-------- Provided data
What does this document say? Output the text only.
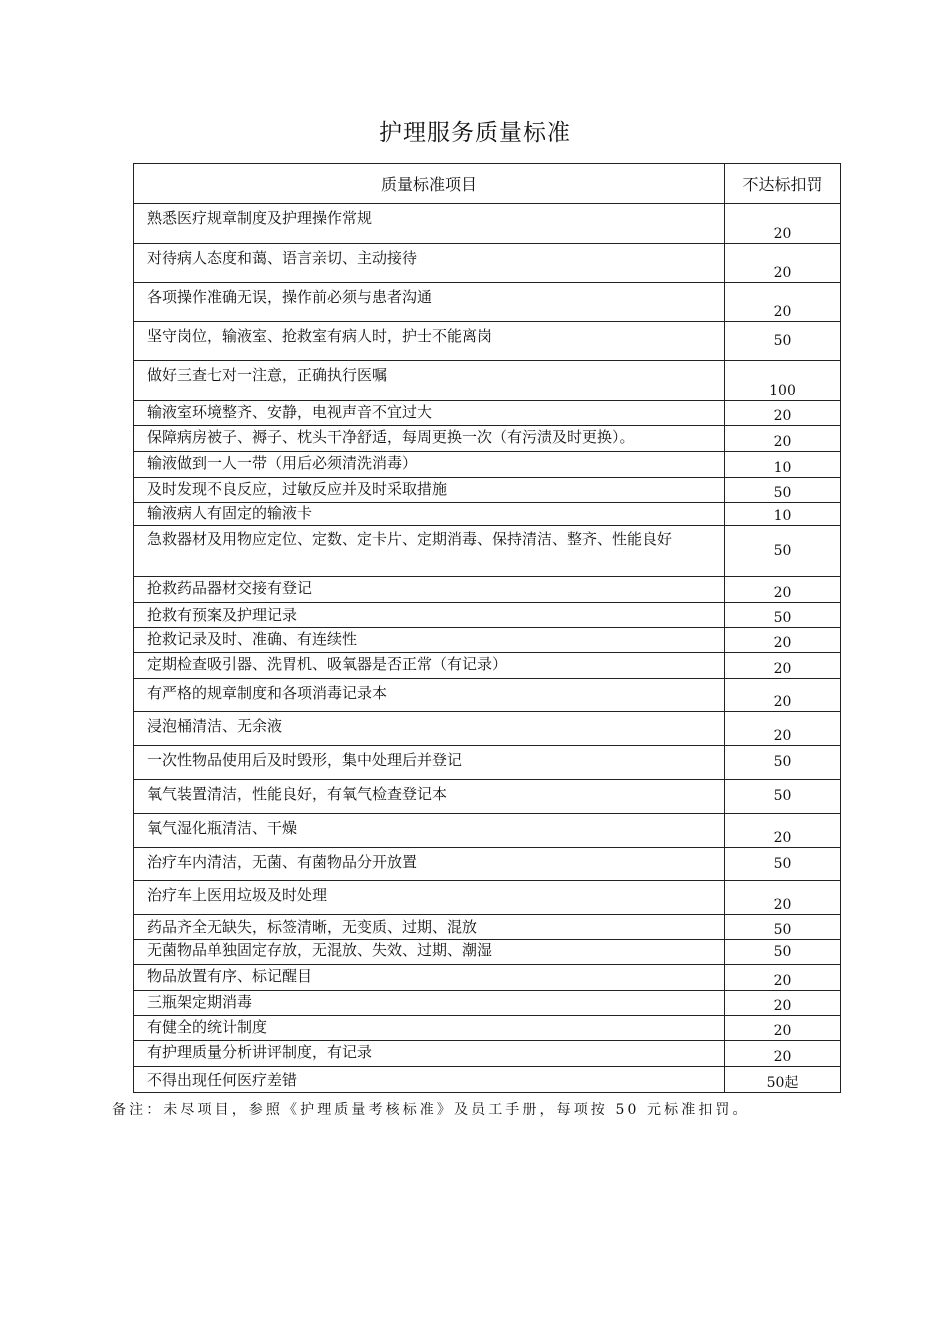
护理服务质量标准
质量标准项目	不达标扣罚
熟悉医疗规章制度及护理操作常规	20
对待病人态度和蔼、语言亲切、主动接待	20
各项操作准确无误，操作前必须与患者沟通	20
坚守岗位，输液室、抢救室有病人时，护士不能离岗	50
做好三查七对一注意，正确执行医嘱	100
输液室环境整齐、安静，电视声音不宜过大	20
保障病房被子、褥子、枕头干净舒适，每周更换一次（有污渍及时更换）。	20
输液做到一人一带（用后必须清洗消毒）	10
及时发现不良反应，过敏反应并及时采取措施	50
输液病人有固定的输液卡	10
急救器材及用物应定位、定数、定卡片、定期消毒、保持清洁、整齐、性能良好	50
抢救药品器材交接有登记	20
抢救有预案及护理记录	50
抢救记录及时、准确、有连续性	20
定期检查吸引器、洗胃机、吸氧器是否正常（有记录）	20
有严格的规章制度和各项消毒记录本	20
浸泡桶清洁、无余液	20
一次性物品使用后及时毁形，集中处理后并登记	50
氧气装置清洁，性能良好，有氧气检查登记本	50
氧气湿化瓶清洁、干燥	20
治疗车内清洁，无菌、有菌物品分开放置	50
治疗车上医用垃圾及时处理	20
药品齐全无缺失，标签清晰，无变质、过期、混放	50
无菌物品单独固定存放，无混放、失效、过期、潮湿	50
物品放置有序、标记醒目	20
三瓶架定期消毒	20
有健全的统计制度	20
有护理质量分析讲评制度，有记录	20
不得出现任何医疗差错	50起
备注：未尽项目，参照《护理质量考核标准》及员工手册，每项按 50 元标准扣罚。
----------------
-------- Provided data
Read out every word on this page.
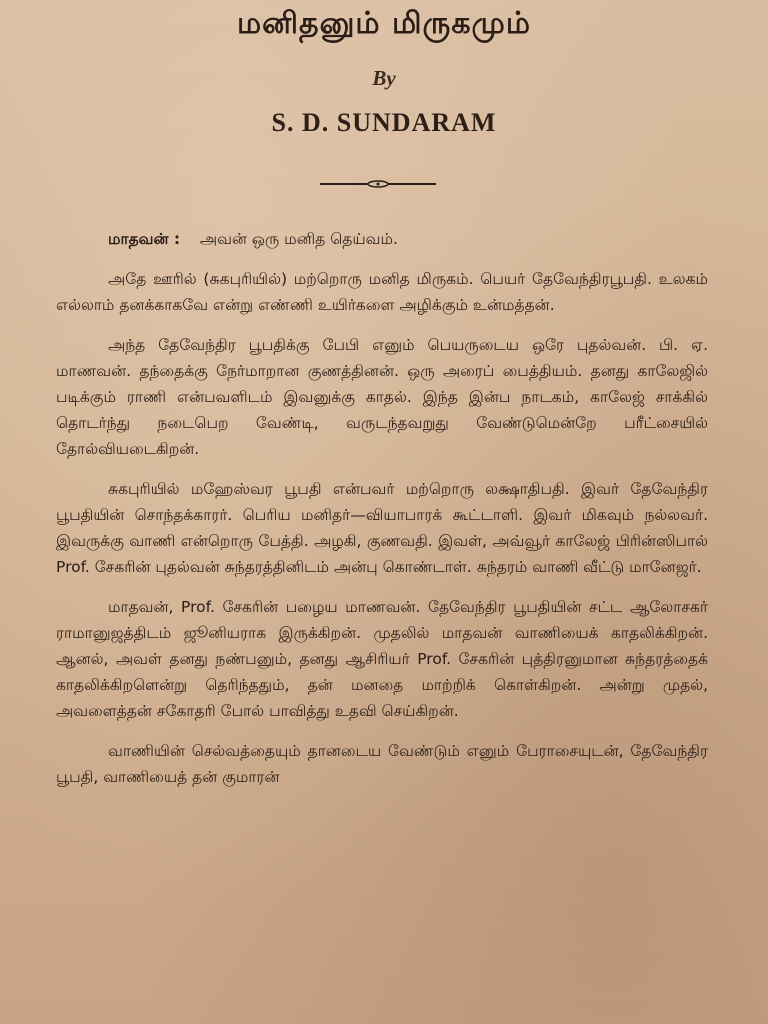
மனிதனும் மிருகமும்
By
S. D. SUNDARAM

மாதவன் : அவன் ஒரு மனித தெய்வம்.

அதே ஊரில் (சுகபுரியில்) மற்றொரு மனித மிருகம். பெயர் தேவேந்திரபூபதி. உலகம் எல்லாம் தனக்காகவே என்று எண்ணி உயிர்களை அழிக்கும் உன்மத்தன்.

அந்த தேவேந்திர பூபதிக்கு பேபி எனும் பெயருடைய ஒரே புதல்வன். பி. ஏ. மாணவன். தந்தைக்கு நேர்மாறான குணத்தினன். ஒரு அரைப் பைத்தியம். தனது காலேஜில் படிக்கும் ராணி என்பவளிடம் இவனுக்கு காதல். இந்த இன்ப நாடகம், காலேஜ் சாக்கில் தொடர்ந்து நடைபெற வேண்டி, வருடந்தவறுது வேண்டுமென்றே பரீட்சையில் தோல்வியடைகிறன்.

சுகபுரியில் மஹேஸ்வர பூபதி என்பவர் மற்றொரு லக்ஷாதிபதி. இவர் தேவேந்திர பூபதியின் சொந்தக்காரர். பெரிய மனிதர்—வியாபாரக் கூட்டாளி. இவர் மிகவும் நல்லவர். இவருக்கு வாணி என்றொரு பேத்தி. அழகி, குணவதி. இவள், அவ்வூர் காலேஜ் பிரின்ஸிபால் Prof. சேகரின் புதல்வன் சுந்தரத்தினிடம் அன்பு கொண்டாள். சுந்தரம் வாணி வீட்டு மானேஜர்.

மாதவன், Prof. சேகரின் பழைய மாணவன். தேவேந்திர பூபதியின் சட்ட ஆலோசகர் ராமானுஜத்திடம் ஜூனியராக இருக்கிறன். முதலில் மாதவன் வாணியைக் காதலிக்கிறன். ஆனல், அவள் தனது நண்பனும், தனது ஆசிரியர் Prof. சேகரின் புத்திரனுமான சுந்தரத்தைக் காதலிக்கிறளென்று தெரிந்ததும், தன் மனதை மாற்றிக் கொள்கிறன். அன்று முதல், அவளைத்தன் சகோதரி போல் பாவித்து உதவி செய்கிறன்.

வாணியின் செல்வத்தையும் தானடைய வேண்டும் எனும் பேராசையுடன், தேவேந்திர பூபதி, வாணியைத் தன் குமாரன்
----------------
## Exercise prompt:
Each line holding "性能良好" must be found and copied.

## Exercise output:
急救器材及用物应定位、定数、定卡片、定期消毒、保持清洁、整齐、性能良好	50
氧气装置清洁，性能良好，有氧气检查登记本	50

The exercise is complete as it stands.